## [Short task]
Scan the data below for the string "JSON". Show every line where it turns up.

———

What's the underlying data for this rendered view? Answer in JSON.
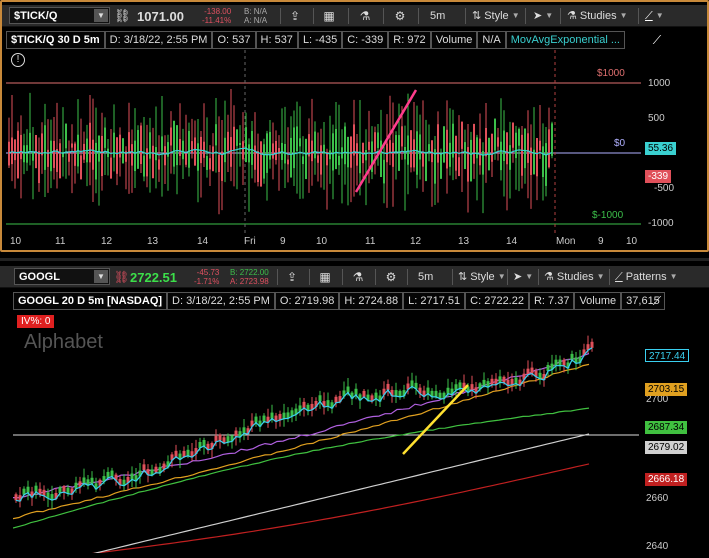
{
  "tick": {
    "symbol": "$TICK/Q",
    "last": "1071.00",
    "change1": "-138.00",
    "change2": "-11.41%",
    "bid": "B: N/A",
    "ask": "A: N/A",
    "timeframe": "5m",
    "style_label": "Style",
    "studies_label": "Studies",
    "info": {
      "name": "$TICK/Q 30 D 5m",
      "date": "D: 3/18/22, 2:55 PM",
      "open": "O: 537",
      "high": "H: 537",
      "low": "L: -435",
      "close": "C: -339",
      "range": "R: 972",
      "volume": "Volume",
      "volume_val": "N/A",
      "study": "MovAvgExponential ..."
    },
    "y_labels": [
      "1000",
      "500",
      "0",
      "-500",
      "-1000"
    ],
    "level_labels": {
      "top": "$1000",
      "zero": "$0",
      "bottom": "$-1000"
    },
    "price_tags": {
      "ema": "55.36",
      "last": "-339"
    },
    "x_labels": [
      "10",
      "11",
      "12",
      "13",
      "14",
      "Fri",
      "9",
      "10",
      "11",
      "12",
      "13",
      "14",
      "Mon",
      "9",
      "10"
    ],
    "colors": {
      "up": "#3cbf4a",
      "down": "#e0505a",
      "ema": "#3ad0d0",
      "trend": "#ff3c8c",
      "top_line": "#e07070",
      "zero_line": "#b0b0ff",
      "bottom_line": "#3cbf4a"
    }
  },
  "googl": {
    "symbol": "GOOGL",
    "last": "2722.51",
    "change1": "-45.73",
    "change2": "-1.71%",
    "bid": "B: 2722.00",
    "ask": "A: 2723.98",
    "timeframe": "5m",
    "style_label": "Style",
    "studies_label": "Studies",
    "patterns_label": "Patterns",
    "iv_label": "IV%: 0",
    "watermark": "Alphabet",
    "info": {
      "name": "GOOGL 20 D 5m [NASDAQ]",
      "date": "D: 3/18/22, 2:55 PM",
      "open": "O: 2719.98",
      "high": "H: 2724.88",
      "low": "L: 2717.51",
      "close": "C: 2722.22",
      "range": "R: 7.37",
      "volume": "Volume",
      "volume_val": "37,615"
    },
    "y_labels": [
      "2700",
      "2680",
      "2660",
      "2640"
    ],
    "price_tags": {
      "cyan": "2717.44",
      "orange": "2703.15",
      "green": "2687.34",
      "white": "2679.02",
      "red": "2666.18"
    },
    "colors": {
      "up": "#3cbf4a",
      "down": "#e0505a",
      "cyan": "#3ad0f0",
      "purple": "#b060e0",
      "orange": "#e0a020",
      "green": "#40c040",
      "white": "#d0d0d0",
      "red": "#c02020",
      "trend": "#ffe030"
    }
  }
}
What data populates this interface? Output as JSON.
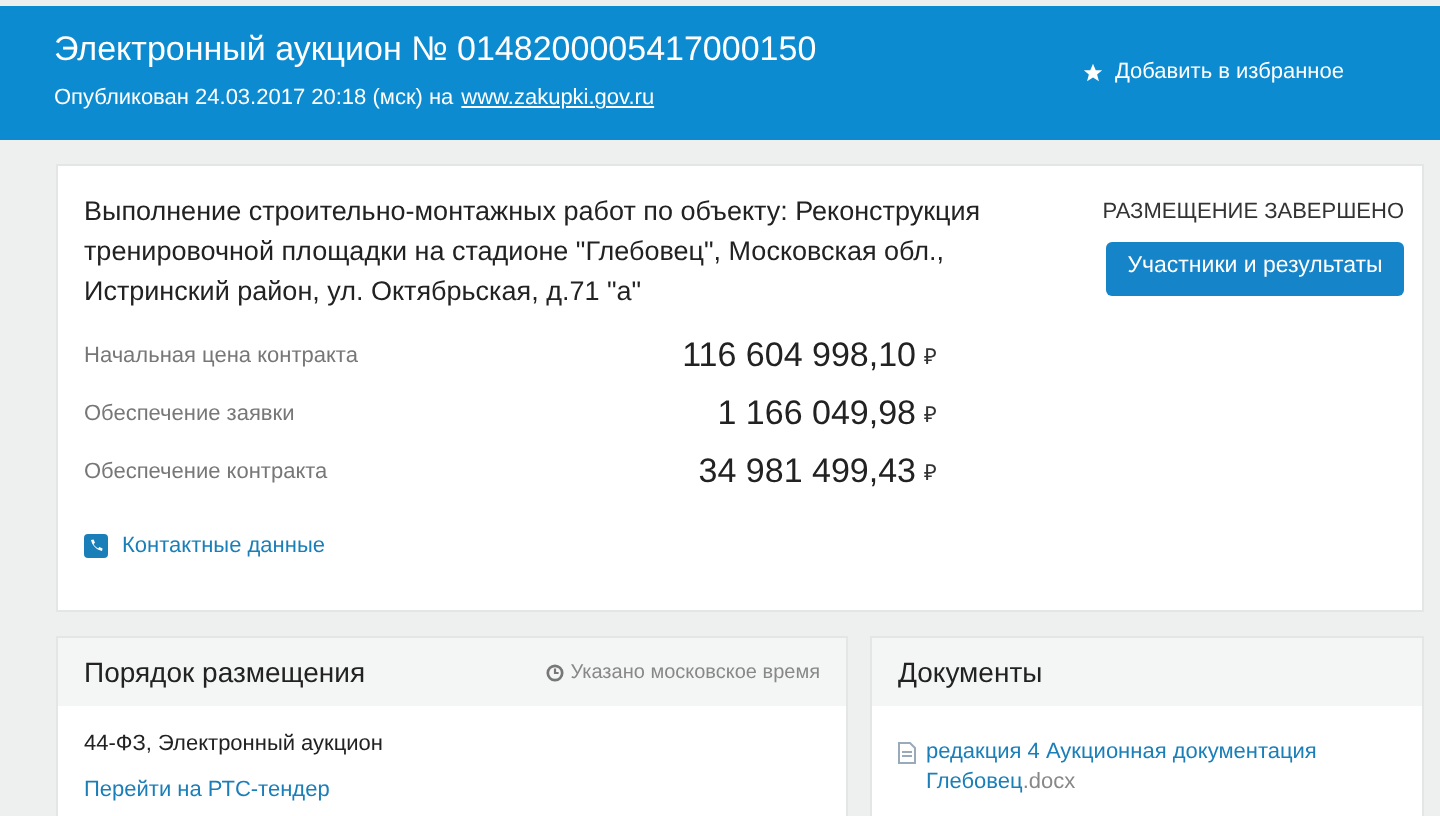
{
  "header": {
    "title": "Электронный аукцион № 0148200005417000150",
    "published": "Опубликован 24.03.2017 20:18 (мск) на",
    "site_link": "www.zakupki.gov.ru",
    "favorite": "Добавить в избранное"
  },
  "summary": {
    "description": "Выполнение строительно-монтажных работ по объекту: Реконструкция тренировочной площадки на стадионе \"Глебовец\", Московская обл., Истринский район, ул. Октябрьская, д.71 \"а\"",
    "status": "РАЗМЕЩЕНИЕ ЗАВЕРШЕНО",
    "results_button": "Участники и результаты",
    "amounts": [
      {
        "label": "Начальная цена контракта",
        "value": "116 604 998,10",
        "currency": "₽"
      },
      {
        "label": "Обеспечение заявки",
        "value": "1 166 049,98",
        "currency": "₽"
      },
      {
        "label": "Обеспечение контракта",
        "value": "34 981 499,43",
        "currency": "₽"
      }
    ],
    "contacts_link": "Контактные данные"
  },
  "procedure": {
    "title": "Порядок размещения",
    "time_note": "Указано московское время",
    "law": "44-ФЗ, Электронный аукцион",
    "platform_link": "Перейти на РТС-тендер"
  },
  "documents": {
    "title": "Документы",
    "files": [
      {
        "name": "редакция 4 Аукционная документация Глебовец",
        "extension": ".docx"
      }
    ]
  }
}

———

## [Answer in full]
What's the underlying data for this rendered view? Answer in JSON.
What data populates this interface? Output as JSON.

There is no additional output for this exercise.